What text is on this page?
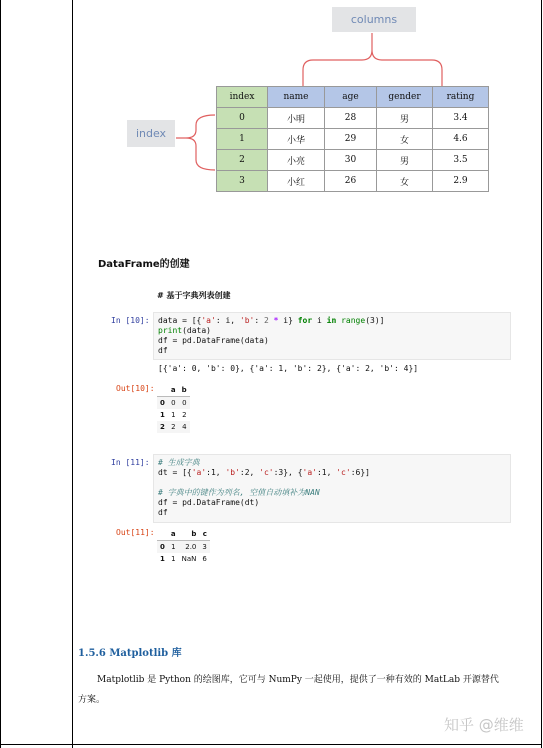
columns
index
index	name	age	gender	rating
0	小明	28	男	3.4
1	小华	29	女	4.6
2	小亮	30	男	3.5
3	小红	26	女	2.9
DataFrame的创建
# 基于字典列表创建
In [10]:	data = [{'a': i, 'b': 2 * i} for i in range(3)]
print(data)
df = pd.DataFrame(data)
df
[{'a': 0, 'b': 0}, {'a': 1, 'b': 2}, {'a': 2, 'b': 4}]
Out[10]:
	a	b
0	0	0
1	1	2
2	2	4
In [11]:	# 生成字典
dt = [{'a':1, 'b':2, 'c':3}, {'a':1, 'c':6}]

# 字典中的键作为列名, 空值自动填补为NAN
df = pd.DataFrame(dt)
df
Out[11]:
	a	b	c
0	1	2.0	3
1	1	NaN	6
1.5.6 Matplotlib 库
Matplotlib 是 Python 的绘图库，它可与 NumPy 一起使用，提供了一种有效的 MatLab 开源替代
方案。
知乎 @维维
━━━
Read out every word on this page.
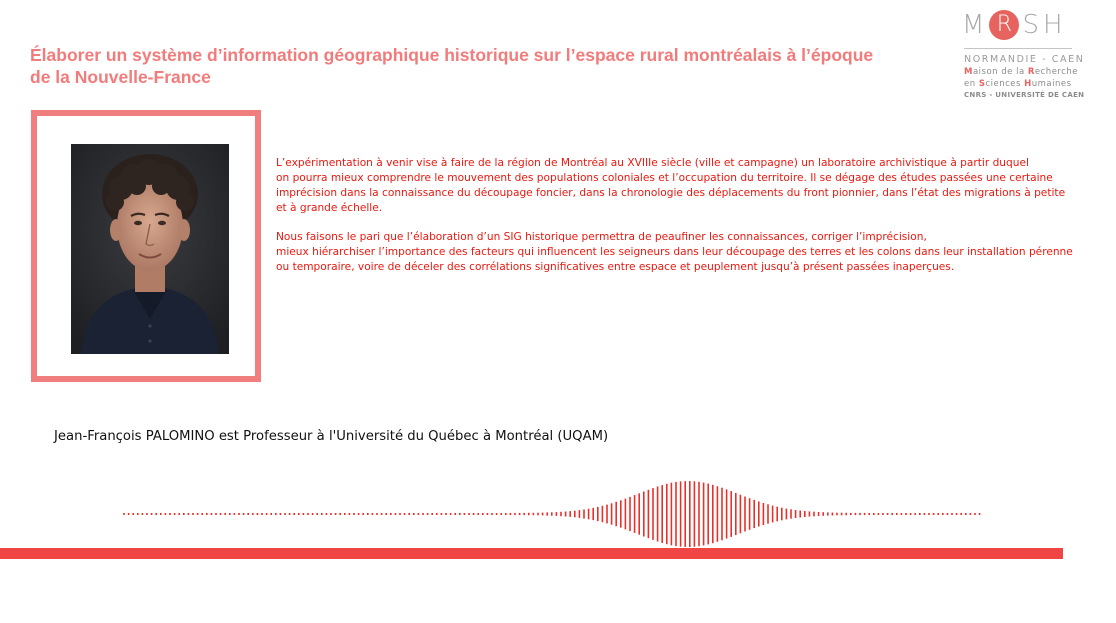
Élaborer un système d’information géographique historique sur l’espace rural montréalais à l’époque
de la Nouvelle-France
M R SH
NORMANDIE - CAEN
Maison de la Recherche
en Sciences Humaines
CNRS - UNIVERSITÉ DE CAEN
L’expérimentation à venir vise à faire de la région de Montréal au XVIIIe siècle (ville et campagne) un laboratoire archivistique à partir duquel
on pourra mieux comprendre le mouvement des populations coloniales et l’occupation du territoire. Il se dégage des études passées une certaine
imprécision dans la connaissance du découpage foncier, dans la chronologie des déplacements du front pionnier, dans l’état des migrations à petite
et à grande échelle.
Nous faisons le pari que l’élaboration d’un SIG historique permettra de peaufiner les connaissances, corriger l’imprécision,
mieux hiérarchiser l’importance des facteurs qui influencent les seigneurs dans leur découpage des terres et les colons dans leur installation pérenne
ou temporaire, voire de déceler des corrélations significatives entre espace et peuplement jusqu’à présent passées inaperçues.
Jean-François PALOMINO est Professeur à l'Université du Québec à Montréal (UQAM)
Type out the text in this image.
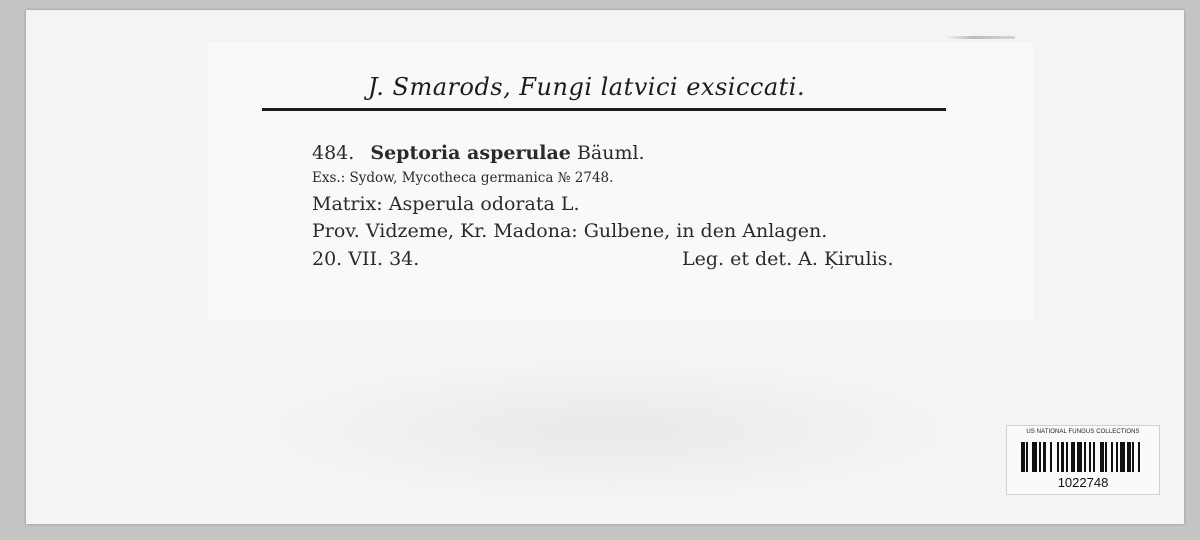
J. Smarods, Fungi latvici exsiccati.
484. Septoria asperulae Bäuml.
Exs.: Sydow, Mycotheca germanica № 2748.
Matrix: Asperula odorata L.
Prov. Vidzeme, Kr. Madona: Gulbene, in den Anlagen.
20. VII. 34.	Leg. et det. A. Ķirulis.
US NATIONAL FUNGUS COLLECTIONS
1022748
━━━
Show the lines where the word "espace" appears in the entries.

Élaborer un système d’information géographique historique sur l’espace rural montréalais à l’époque
ou temporaire, voire de déceler des corrélations significatives entre espace et peuplement jusqu’à présent passées inaperçues.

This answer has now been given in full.